The dataset short name is defined as the first section of the stem, up to the period information or the version information if no period information is present.
- Returns:
The extracted dataset short name if it can be determined, otherwise None.
Examples
>>> DaplaDatasetPathInfo('prosjekt/befolkning/klargjorte_data/person_data_v1.parquet').dataset_short_name person_data
>>> DaplaDatasetPathInfo('befolkning/inndata/sykepenger_p2022Q1_p2022Q2_v23.parquet').dataset_short_name sykepenger
>>> DaplaDatasetPathInfo('my_data/simple_dataset_name.parquet').dataset_short_name simple_dataset_name
>>> DaplaDatasetPathInfo('gs://ssb-staging-dapla-felles-data-delt/datadoc/utdata/person_data_p2021_v2.parquet').dataset_short_name person_data
>>> DaplaDatasetPathInfo('buckets/ssb-staging-dapla-felles-data-delt/stat/utdata/folk_data_p2021_v2.parquet').dataset_short_name folk_data
>>> DaplaDatasetPathInfo('buckets/ssb-staging-dapla-felles-data-delt/stat/utdata/dapla/bus_p2021_v2.parquet').dataset_short_name bus
- property dataset_state: DataSetState | None¶
Extract the dataset state from the path.
We assume that files are saved in the Norwegian language as specified by SSB.
- Returns:
The extracted dataset state if it can be determined from the path, otherwise None.

THE RECORDS:
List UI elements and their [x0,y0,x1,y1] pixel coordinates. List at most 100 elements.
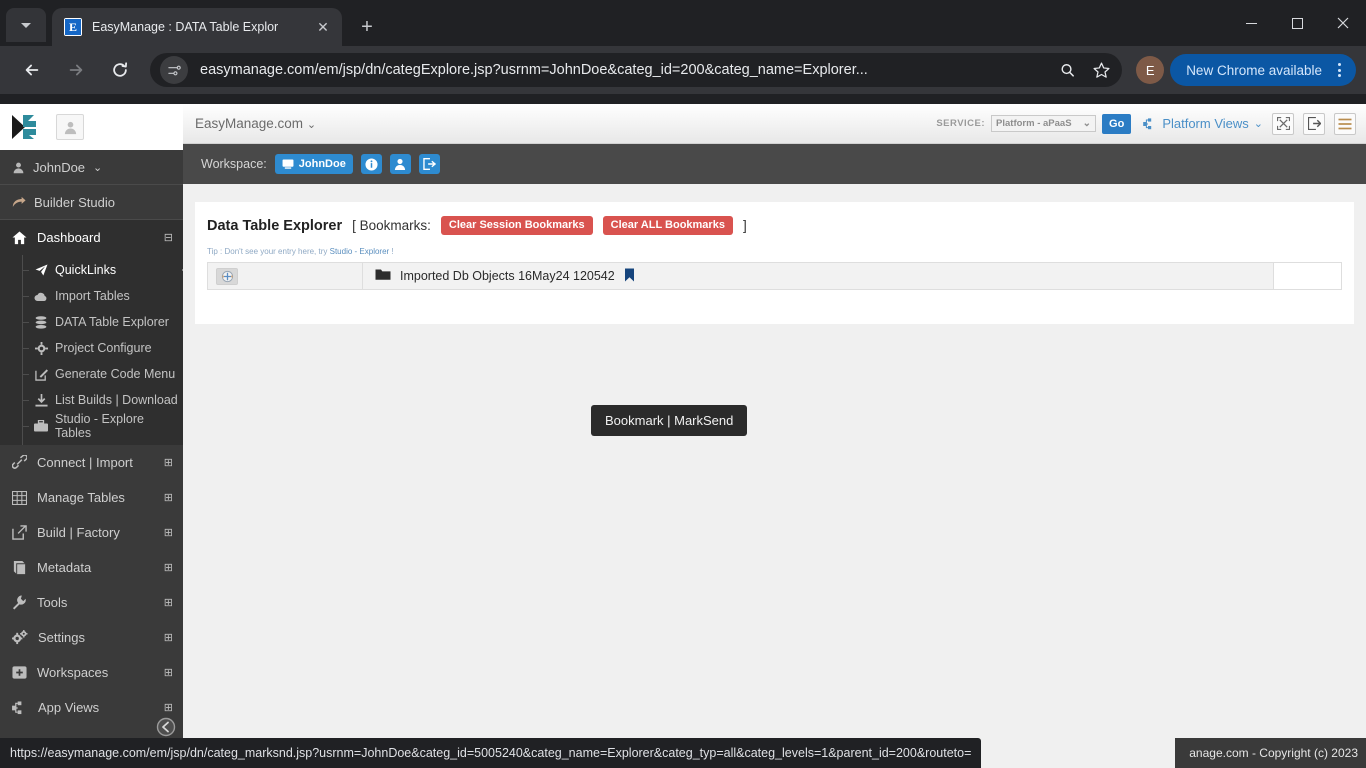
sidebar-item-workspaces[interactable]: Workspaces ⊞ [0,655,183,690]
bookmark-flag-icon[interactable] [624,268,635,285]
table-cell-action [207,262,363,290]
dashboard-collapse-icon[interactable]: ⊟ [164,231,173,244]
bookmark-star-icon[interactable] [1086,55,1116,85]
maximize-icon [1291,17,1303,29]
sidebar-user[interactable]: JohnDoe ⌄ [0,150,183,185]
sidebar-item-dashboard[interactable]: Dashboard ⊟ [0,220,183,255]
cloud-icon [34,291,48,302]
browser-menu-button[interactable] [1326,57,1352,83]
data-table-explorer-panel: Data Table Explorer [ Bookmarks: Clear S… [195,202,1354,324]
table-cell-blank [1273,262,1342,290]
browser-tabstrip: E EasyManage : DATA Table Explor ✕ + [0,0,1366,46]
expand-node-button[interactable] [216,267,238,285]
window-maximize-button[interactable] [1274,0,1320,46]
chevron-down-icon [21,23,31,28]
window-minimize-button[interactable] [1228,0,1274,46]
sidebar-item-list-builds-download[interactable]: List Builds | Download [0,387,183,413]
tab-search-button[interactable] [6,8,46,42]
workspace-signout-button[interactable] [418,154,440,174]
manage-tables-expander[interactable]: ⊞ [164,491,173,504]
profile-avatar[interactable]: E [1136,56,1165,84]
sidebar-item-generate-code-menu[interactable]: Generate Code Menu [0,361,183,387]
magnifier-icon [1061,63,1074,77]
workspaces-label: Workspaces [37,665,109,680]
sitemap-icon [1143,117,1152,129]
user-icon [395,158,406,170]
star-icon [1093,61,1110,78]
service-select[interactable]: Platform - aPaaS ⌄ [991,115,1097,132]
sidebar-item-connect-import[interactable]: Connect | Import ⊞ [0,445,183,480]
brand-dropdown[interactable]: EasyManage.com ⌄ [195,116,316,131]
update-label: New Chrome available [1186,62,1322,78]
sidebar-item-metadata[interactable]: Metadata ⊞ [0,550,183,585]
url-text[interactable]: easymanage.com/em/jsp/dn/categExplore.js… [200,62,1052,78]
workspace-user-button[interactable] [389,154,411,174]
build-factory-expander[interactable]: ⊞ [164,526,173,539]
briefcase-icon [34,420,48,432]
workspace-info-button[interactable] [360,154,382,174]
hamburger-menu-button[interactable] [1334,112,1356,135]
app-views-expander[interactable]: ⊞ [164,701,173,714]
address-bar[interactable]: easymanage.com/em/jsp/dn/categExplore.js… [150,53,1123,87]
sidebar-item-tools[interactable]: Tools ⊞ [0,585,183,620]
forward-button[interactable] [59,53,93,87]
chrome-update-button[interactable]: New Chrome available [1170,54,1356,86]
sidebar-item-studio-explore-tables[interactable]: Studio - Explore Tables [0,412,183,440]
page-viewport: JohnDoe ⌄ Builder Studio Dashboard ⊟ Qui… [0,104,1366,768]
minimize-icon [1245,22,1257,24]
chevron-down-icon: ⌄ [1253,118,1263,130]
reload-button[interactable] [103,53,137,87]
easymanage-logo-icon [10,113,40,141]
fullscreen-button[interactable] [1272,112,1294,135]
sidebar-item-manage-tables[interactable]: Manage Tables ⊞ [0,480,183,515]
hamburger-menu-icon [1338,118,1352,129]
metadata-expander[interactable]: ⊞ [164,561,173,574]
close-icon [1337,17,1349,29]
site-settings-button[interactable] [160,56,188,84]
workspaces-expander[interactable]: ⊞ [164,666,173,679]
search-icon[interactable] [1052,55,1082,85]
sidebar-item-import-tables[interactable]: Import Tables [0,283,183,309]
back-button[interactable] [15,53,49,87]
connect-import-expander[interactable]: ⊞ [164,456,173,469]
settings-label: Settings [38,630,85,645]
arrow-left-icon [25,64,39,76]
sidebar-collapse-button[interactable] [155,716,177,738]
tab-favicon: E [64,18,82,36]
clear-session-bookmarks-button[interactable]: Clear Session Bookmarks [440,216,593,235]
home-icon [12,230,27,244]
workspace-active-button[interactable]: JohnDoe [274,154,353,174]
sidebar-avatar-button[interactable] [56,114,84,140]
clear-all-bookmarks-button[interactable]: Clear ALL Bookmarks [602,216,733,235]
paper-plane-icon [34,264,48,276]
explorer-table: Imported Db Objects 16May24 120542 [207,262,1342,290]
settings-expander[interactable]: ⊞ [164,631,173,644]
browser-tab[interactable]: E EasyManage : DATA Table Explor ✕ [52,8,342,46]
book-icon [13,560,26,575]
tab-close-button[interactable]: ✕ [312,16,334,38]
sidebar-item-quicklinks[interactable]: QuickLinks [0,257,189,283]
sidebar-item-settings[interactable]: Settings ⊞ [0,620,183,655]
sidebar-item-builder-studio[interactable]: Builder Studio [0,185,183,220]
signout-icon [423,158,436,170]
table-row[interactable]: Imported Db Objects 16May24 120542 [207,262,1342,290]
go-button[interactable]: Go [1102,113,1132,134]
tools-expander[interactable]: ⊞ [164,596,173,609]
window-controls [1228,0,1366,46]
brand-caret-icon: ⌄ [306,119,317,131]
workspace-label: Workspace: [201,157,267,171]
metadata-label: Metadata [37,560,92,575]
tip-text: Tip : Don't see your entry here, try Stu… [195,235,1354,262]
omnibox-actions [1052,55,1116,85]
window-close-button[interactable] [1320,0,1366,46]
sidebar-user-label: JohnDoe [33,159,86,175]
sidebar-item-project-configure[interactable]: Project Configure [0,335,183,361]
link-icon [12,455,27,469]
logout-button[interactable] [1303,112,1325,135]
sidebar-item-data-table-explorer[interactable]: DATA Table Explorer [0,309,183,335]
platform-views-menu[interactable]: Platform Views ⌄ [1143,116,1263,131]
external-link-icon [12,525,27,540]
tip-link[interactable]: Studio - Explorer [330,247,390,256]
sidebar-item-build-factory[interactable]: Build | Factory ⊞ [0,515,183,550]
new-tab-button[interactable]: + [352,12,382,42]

REQUEST A: According to the dataset path documentation, what language does it assume files are saved in?
REQUEST B: Return the lines of the records from the line with "sidebar-item-workspaces[interactable]: Workspaces ⊞" to the line with "browser-tabstrip: E EasyManage", reproduced verbatim.

RESULT A: Norwegian, as specified by SSB.

RESULT B:
sidebar-item-workspaces[interactable]: Workspaces ⊞ [0,655,183,690]
bookmark-flag-icon[interactable] [624,268,635,285]
table-cell-action [207,262,363,290]
dashboard-collapse-icon[interactable]: ⊟ [164,231,173,244]
bookmark-star-icon[interactable] [1086,55,1116,85]
maximize-icon [1291,17,1303,29]
sidebar-user[interactable]: JohnDoe ⌄ [0,150,183,185]
sidebar-item-dashboard[interactable]: Dashboard ⊟ [0,220,183,255]
cloud-icon [34,291,48,302]
browser-menu-button[interactable] [1326,57,1352,83]
data-table-explorer-panel: Data Table Explorer [ Bookmarks: Clear S… [195,202,1354,324]
table-cell-blank [1273,262,1342,290]
browser-tabstrip: E EasyManage : DATA Table Explor ✕ + [0,0,1366,46]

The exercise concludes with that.